* **Instructions for the task**
Return every line of the data below unchanged, character for character and in the same order.

Data items:
Start

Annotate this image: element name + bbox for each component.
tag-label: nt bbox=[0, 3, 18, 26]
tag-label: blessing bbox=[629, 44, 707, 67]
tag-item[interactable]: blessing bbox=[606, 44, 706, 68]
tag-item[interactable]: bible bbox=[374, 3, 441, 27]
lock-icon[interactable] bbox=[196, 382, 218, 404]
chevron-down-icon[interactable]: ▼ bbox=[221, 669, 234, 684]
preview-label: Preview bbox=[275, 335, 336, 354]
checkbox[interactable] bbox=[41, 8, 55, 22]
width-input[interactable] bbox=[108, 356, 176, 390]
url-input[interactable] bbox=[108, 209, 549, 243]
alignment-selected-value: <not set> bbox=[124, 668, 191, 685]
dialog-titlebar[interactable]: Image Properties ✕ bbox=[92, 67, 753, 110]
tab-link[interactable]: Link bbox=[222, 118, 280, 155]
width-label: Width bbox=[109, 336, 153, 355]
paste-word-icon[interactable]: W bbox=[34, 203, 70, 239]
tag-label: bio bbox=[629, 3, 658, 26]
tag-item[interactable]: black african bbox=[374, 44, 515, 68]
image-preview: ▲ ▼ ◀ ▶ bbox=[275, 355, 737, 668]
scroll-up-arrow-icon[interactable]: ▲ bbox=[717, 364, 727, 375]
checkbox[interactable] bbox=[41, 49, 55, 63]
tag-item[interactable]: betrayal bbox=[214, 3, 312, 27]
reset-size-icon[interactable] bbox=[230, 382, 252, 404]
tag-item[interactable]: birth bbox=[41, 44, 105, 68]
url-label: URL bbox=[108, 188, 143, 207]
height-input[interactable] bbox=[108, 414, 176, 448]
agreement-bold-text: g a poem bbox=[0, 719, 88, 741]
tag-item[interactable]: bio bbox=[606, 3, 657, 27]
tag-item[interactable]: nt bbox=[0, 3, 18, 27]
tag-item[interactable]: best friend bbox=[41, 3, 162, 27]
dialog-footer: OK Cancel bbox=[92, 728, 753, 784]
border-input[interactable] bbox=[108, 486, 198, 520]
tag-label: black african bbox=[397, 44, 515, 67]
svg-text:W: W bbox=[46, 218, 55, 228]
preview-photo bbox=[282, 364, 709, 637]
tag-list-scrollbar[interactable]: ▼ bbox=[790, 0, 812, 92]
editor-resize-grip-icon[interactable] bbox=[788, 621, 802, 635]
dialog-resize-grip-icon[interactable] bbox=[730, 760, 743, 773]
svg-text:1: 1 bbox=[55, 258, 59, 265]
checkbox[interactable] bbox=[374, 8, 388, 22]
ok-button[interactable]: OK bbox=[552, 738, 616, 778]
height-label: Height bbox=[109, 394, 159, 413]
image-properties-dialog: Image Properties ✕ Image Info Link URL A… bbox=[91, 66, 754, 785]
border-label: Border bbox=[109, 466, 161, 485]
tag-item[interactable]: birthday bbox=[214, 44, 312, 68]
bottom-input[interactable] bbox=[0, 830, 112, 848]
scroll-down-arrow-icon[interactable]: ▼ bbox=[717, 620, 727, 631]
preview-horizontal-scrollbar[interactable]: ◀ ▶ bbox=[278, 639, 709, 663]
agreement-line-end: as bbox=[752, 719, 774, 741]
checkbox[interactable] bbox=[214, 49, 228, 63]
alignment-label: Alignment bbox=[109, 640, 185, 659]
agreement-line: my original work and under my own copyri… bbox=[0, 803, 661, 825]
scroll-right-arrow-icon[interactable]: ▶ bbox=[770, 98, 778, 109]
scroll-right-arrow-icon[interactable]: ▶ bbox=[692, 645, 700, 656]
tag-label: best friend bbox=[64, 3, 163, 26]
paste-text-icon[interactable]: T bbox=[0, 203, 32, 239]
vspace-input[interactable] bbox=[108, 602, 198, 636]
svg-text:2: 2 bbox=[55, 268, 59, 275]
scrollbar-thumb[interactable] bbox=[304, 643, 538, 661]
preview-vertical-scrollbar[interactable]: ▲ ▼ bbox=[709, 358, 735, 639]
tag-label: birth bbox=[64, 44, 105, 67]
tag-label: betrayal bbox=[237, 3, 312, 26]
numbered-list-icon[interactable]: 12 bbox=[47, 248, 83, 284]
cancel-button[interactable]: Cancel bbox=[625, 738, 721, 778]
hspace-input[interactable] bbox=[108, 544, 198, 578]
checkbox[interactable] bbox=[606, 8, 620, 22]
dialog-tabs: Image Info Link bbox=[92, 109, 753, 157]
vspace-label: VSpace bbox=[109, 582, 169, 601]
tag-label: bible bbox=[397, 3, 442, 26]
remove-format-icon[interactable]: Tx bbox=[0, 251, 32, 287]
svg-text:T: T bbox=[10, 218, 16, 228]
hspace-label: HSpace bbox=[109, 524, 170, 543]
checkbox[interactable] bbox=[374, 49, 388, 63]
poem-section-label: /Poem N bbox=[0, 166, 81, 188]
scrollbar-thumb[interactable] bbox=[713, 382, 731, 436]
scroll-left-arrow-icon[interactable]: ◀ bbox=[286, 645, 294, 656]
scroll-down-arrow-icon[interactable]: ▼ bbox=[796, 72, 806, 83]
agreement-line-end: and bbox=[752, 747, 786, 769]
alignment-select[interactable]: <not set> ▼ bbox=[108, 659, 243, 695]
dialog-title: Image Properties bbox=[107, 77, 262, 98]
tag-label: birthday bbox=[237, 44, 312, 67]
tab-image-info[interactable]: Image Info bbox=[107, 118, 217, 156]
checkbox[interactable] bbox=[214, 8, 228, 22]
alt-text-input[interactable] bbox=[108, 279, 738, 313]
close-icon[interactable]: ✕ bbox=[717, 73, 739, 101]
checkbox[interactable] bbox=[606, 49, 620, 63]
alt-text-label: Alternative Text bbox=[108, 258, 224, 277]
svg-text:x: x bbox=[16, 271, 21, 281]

End

* **The answer**
Annotate this image: element name + bbox for each component.
tag-label: nt bbox=[0, 3, 18, 26]
tag-label: blessing bbox=[629, 44, 707, 67]
tag-item[interactable]: blessing bbox=[606, 44, 706, 68]
tag-item[interactable]: bible bbox=[374, 3, 441, 27]
lock-icon[interactable] bbox=[196, 382, 218, 404]
chevron-down-icon[interactable]: ▼ bbox=[221, 669, 234, 684]
preview-label: Preview bbox=[275, 335, 336, 354]
checkbox[interactable] bbox=[41, 8, 55, 22]
width-input[interactable] bbox=[108, 356, 176, 390]
url-input[interactable] bbox=[108, 209, 549, 243]
alignment-selected-value: <not set> bbox=[124, 668, 191, 685]
dialog-titlebar[interactable]: Image Properties ✕ bbox=[92, 67, 753, 110]
tab-link[interactable]: Link bbox=[222, 118, 280, 155]
width-label: Width bbox=[109, 336, 153, 355]
paste-word-icon[interactable]: W bbox=[34, 203, 70, 239]
tag-label: bio bbox=[629, 3, 658, 26]
tag-item[interactable]: black african bbox=[374, 44, 515, 68]
image-preview: ▲ ▼ ◀ ▶ bbox=[275, 355, 737, 668]
scroll-up-arrow-icon[interactable]: ▲ bbox=[717, 364, 727, 375]
checkbox[interactable] bbox=[41, 49, 55, 63]
tag-item[interactable]: betrayal bbox=[214, 3, 312, 27]
reset-size-icon[interactable] bbox=[230, 382, 252, 404]
tag-item[interactable]: birth bbox=[41, 44, 105, 68]
url-label: URL bbox=[108, 188, 143, 207]
height-input[interactable] bbox=[108, 414, 176, 448]
agreement-bold-text: g a poem bbox=[0, 719, 88, 741]
tag-item[interactable]: bio bbox=[606, 3, 657, 27]
tag-item[interactable]: nt bbox=[0, 3, 18, 27]
tag-item[interactable]: best friend bbox=[41, 3, 162, 27]
dialog-footer: OK Cancel bbox=[92, 728, 753, 784]
border-input[interactable] bbox=[108, 486, 198, 520]
tag-label: black african bbox=[397, 44, 515, 67]
svg-text:W: W bbox=[46, 218, 55, 228]
preview-photo bbox=[282, 364, 709, 637]
tag-list-scrollbar[interactable]: ▼ bbox=[790, 0, 812, 92]
editor-resize-grip-icon[interactable] bbox=[788, 621, 802, 635]
dialog-resize-grip-icon[interactable] bbox=[730, 760, 743, 773]
svg-text:1: 1 bbox=[55, 258, 59, 265]
checkbox[interactable] bbox=[374, 8, 388, 22]
ok-button[interactable]: OK bbox=[552, 738, 616, 778]
height-label: Height bbox=[109, 394, 159, 413]
image-properties-dialog: Image Properties ✕ Image Info Link URL A… bbox=[91, 66, 754, 785]
border-label: Border bbox=[109, 466, 161, 485]
tag-item[interactable]: birthday bbox=[214, 44, 312, 68]
bottom-input[interactable] bbox=[0, 830, 112, 848]
scroll-down-arrow-icon[interactable]: ▼ bbox=[717, 620, 727, 631]
preview-horizontal-scrollbar[interactable]: ◀ ▶ bbox=[278, 639, 709, 663]
agreement-line-end: as bbox=[752, 719, 774, 741]
checkbox[interactable] bbox=[214, 49, 228, 63]
alignment-label: Alignment bbox=[109, 640, 185, 659]
agreement-line: my original work and under my own copyri… bbox=[0, 803, 661, 825]
scroll-right-arrow-icon[interactable]: ▶ bbox=[770, 98, 778, 109]
scroll-right-arrow-icon[interactable]: ▶ bbox=[692, 645, 700, 656]
tag-label: best friend bbox=[64, 3, 163, 26]
paste-text-icon[interactable]: T bbox=[0, 203, 32, 239]
vspace-input[interactable] bbox=[108, 602, 198, 636]
svg-text:2: 2 bbox=[55, 268, 59, 275]
scrollbar-thumb[interactable] bbox=[304, 643, 538, 661]
preview-vertical-scrollbar[interactable]: ▲ ▼ bbox=[709, 358, 735, 639]
tag-label: birth bbox=[64, 44, 105, 67]
tag-label: betrayal bbox=[237, 3, 312, 26]
numbered-list-icon[interactable]: 12 bbox=[47, 248, 83, 284]
cancel-button[interactable]: Cancel bbox=[625, 738, 721, 778]
hspace-input[interactable] bbox=[108, 544, 198, 578]
checkbox[interactable] bbox=[606, 8, 620, 22]
dialog-tabs: Image Info Link bbox=[92, 109, 753, 157]
vspace-label: VSpace bbox=[109, 582, 169, 601]
tag-label: bible bbox=[397, 3, 442, 26]
remove-format-icon[interactable]: Tx bbox=[0, 251, 32, 287]
svg-text:T: T bbox=[10, 218, 16, 228]
hspace-label: HSpace bbox=[109, 524, 170, 543]
checkbox[interactable] bbox=[374, 49, 388, 63]
poem-section-label: /Poem N bbox=[0, 166, 81, 188]
scrollbar-thumb[interactable] bbox=[713, 382, 731, 436]
scroll-left-arrow-icon[interactable]: ◀ bbox=[286, 645, 294, 656]
scroll-down-arrow-icon[interactable]: ▼ bbox=[796, 72, 806, 83]
agreement-line-end: and bbox=[752, 747, 786, 769]
alignment-select[interactable]: <not set> ▼ bbox=[108, 659, 243, 695]
dialog-title: Image Properties bbox=[107, 77, 262, 98]
tag-label: birthday bbox=[237, 44, 312, 67]
tab-image-info[interactable]: Image Info bbox=[107, 118, 217, 156]
checkbox[interactable] bbox=[214, 8, 228, 22]
alt-text-input[interactable] bbox=[108, 279, 738, 313]
close-icon[interactable]: ✕ bbox=[717, 73, 739, 101]
checkbox[interactable] bbox=[606, 49, 620, 63]
alt-text-label: Alternative Text bbox=[108, 258, 224, 277]
svg-text:x: x bbox=[16, 271, 21, 281]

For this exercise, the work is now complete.